* [Required task] Your task is to write out the complete listing exactly as it is shown.

* [Extracted material]
_ _ _
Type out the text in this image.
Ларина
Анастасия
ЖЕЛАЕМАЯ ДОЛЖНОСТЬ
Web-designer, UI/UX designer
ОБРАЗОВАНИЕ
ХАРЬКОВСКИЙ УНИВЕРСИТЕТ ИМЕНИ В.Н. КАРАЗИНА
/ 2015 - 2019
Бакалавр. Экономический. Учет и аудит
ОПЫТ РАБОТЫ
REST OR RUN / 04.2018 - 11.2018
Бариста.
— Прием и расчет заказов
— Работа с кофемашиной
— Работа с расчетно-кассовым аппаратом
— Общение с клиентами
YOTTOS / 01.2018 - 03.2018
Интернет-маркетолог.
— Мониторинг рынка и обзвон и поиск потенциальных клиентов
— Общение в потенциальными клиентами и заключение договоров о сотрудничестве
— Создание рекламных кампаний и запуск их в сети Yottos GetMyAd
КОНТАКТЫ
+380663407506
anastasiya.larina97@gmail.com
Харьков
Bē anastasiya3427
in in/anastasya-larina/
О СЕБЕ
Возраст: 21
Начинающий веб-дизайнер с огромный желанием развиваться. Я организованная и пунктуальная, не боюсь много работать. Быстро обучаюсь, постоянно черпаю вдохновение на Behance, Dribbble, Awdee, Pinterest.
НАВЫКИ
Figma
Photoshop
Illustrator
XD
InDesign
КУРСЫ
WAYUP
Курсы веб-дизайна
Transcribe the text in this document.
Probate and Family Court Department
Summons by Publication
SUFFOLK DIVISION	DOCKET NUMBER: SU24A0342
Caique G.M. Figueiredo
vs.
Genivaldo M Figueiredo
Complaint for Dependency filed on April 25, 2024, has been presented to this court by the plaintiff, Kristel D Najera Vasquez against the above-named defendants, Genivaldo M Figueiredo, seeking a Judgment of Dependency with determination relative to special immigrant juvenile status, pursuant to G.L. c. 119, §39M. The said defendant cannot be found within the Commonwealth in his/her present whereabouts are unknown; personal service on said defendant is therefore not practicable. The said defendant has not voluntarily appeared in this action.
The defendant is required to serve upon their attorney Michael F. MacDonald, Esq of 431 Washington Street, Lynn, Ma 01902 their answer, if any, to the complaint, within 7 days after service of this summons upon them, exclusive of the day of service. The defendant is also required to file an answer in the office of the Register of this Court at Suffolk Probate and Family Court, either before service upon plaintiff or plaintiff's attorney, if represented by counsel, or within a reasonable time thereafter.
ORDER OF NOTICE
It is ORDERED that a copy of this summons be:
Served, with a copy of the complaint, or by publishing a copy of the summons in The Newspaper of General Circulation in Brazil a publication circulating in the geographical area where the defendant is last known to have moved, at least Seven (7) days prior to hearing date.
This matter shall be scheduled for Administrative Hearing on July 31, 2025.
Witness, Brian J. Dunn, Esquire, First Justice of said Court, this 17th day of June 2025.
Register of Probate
_ _ _
* [Solved problem]
Type out the text in this image.
Ларина
Анастасия
ЖЕЛАЕМАЯ ДОЛЖНОСТЬ
Web-designer, UI/UX designer
ОБРАЗОВАНИЕ
ХАРЬКОВСКИЙ УНИВЕРСИТЕТ ИМЕНИ В.Н. КАРАЗИНА
/ 2015 - 2019
Бакалавр. Экономический. Учет и аудит
ОПЫТ РАБОТЫ
REST OR RUN / 04.2018 - 11.2018
Бариста.
— Прием и расчет заказов
— Работа с кофемашиной
— Работа с расчетно-кассовым аппаратом
— Общение с клиентами
YOTTOS / 01.2018 - 03.2018
Интернет-маркетолог.
— Мониторинг рынка и обзвон и поиск потенциальных клиентов
— Общение в потенциальными клиентами и заключение договоров о сотрудничестве
— Создание рекламных кампаний и запуск их в сети Yottos GetMyAd
КОНТАКТЫ
+380663407506
anastasiya.larina97@gmail.com
Харьков
Bē anastasiya3427
in in/anastasya-larina/
О СЕБЕ
Возраст: 21
Начинающий веб-дизайнер с огромный желанием развиваться. Я организованная и пунктуальная, не боюсь много работать. Быстро обучаюсь, постоянно черпаю вдохновение на Behance, Dribbble, Awdee, Pinterest.
НАВЫКИ
Figma
Photoshop
Illustrator
XD
InDesign
КУРСЫ
WAYUP
Курсы веб-дизайна
Transcribe the text in this document.
Probate and Family Court Department
Summons by Publication
SUFFOLK DIVISION	DOCKET NUMBER: SU24A0342
Caique G.M. Figueiredo
vs.
Genivaldo M Figueiredo
Complaint for Dependency filed on April 25, 2024, has been presented to this court by the plaintiff, Kristel D Najera Vasquez against the above-named defendants, Genivaldo M Figueiredo, seeking a Judgment of Dependency with determination relative to special immigrant juvenile status, pursuant to G.L. c. 119, §39M. The said defendant cannot be found within the Commonwealth in his/her present whereabouts are unknown; personal service on said defendant is therefore not practicable. The said defendant has not voluntarily appeared in this action.
The defendant is required to serve upon their attorney Michael F. MacDonald, Esq of 431 Washington Street, Lynn, Ma 01902 their answer, if any, to the complaint, within 7 days after service of this summons upon them, exclusive of the day of service. The defendant is also required to file an answer in the office of the Register of this Court at Suffolk Probate and Family Court, either before service upon plaintiff or plaintiff's attorney, if represented by counsel, or within a reasonable time thereafter.
ORDER OF NOTICE
It is ORDERED that a copy of this summons be:
Served, with a copy of the complaint, or by publishing a copy of the summons in The Newspaper of General Circulation in Brazil a publication circulating in the geographical area where the defendant is last known to have moved, at least Seven (7) days prior to hearing date.
This matter shall be scheduled for Administrative Hearing on July 31, 2025.
Witness, Brian J. Dunn, Esquire, First Justice of said Court, this 17th day of June 2025.
Register of Probate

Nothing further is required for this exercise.